[Dataset excerpt]

start

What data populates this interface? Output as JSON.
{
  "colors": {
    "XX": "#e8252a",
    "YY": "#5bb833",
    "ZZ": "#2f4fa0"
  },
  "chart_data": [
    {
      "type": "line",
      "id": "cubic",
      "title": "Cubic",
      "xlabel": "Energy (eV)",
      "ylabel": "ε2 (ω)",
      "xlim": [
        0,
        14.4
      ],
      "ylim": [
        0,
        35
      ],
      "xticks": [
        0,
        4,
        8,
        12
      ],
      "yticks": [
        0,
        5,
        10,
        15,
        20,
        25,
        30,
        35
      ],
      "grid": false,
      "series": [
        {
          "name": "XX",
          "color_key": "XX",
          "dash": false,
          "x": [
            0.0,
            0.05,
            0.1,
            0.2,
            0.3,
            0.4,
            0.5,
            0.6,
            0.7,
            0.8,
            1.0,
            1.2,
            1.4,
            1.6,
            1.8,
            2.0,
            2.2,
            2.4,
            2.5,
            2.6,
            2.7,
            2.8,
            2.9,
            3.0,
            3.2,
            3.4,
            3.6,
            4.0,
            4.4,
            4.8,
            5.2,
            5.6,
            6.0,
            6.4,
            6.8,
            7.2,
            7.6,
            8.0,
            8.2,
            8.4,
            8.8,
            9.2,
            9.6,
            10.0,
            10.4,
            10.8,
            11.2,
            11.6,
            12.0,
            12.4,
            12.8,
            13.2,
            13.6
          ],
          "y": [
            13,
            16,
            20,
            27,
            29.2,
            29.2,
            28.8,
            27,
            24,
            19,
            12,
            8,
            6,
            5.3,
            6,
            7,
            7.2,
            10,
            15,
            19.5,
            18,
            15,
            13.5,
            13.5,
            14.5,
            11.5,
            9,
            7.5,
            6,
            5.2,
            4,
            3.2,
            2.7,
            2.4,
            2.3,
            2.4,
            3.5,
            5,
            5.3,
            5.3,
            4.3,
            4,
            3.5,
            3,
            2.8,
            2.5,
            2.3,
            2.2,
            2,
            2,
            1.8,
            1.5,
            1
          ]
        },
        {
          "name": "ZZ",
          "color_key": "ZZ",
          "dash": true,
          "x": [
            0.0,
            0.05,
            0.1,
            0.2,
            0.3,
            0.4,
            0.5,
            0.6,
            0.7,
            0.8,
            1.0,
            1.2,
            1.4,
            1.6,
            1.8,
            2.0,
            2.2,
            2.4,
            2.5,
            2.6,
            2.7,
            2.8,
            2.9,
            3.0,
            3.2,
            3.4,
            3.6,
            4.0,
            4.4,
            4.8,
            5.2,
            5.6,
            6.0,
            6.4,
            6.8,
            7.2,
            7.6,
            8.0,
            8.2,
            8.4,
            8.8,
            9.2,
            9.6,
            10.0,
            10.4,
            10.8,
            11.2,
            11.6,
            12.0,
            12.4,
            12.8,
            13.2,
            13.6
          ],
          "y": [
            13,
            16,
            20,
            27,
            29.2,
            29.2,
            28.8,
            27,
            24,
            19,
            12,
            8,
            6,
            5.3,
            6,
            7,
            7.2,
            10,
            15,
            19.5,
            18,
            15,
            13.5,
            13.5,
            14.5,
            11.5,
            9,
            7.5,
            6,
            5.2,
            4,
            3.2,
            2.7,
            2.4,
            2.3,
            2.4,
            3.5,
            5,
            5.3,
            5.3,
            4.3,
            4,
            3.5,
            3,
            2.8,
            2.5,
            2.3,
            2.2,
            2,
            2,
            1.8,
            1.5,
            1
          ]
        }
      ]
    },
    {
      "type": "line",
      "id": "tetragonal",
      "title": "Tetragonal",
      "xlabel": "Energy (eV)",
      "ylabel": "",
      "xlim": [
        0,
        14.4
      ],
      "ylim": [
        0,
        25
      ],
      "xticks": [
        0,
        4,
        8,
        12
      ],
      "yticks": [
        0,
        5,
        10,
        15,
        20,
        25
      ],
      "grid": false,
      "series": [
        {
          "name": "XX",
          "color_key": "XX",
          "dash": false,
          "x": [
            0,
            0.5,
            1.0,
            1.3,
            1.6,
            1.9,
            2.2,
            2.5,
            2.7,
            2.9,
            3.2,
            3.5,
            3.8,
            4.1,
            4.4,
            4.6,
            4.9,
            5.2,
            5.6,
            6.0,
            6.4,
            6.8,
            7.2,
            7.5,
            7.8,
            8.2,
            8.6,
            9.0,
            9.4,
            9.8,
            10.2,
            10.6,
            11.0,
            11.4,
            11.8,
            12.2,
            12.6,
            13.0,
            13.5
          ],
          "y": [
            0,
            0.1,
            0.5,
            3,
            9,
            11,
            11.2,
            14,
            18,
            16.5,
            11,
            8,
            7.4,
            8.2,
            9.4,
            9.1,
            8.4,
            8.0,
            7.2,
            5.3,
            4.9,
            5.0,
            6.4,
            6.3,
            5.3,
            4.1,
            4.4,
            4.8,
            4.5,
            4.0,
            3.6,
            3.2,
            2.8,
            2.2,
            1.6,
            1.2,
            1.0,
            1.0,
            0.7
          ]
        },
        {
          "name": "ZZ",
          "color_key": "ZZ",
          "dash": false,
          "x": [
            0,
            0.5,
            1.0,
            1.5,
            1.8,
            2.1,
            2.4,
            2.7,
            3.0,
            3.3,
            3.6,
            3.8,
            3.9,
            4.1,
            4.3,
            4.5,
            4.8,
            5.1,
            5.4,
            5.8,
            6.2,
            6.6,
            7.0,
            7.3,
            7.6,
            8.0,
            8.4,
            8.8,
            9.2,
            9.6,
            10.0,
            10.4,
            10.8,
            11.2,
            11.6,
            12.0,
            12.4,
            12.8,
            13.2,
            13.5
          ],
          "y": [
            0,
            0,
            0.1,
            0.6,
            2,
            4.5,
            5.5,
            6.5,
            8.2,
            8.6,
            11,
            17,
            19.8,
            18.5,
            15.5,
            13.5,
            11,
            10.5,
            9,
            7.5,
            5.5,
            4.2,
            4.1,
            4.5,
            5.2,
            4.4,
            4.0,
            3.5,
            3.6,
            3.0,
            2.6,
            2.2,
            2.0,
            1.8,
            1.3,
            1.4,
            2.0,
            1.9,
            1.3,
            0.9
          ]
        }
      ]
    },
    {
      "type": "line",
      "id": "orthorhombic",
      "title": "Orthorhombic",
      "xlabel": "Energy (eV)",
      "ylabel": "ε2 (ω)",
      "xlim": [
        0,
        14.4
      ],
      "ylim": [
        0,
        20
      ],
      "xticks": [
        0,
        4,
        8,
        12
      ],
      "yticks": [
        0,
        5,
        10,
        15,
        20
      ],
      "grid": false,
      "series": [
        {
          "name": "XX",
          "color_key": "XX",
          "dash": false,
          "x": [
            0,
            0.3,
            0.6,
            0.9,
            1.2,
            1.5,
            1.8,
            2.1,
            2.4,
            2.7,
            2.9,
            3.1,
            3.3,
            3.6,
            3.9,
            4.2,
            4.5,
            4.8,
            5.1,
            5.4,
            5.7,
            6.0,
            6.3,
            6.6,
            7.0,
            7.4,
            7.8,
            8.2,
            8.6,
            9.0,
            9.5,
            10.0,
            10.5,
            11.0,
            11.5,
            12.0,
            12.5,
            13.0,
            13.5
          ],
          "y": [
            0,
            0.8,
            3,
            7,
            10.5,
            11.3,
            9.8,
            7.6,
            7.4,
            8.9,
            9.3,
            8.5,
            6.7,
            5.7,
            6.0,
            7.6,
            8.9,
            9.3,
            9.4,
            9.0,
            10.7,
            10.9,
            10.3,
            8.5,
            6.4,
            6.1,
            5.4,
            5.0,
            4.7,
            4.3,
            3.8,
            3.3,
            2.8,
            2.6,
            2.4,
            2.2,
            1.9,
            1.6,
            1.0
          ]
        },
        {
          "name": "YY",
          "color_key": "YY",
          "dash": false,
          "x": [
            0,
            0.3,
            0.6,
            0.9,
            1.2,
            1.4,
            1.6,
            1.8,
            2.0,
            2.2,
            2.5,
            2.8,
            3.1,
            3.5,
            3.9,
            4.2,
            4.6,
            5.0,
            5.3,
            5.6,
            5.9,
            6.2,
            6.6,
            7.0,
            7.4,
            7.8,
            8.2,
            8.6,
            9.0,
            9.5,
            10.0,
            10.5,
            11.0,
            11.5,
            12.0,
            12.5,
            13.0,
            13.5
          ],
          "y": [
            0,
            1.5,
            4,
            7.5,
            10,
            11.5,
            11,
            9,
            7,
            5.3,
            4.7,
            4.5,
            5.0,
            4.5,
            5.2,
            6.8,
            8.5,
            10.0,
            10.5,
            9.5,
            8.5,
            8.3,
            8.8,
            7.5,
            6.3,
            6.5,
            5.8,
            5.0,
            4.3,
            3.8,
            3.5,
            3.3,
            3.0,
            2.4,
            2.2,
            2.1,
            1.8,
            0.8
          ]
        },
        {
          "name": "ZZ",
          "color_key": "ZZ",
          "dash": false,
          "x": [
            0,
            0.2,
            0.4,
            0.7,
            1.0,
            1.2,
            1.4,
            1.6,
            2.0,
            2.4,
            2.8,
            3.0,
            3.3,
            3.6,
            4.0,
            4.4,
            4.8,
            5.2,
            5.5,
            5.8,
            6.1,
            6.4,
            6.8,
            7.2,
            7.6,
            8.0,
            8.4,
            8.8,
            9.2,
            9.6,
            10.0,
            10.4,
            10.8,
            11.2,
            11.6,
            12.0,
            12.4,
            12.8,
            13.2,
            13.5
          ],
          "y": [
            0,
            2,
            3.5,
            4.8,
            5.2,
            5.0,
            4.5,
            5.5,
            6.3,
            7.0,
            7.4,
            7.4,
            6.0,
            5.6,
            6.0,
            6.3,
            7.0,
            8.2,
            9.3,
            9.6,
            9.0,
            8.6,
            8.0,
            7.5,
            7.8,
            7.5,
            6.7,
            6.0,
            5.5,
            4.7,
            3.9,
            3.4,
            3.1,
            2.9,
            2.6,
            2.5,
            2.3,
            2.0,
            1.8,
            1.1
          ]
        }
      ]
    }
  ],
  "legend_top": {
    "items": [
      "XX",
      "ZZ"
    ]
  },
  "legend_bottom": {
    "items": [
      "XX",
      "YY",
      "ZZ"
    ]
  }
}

end

▶ [Instructions to follow]:
Tally the lines of the data that hold the string "title". Answer with the number and nothing more.

▶ [Task solution]:
3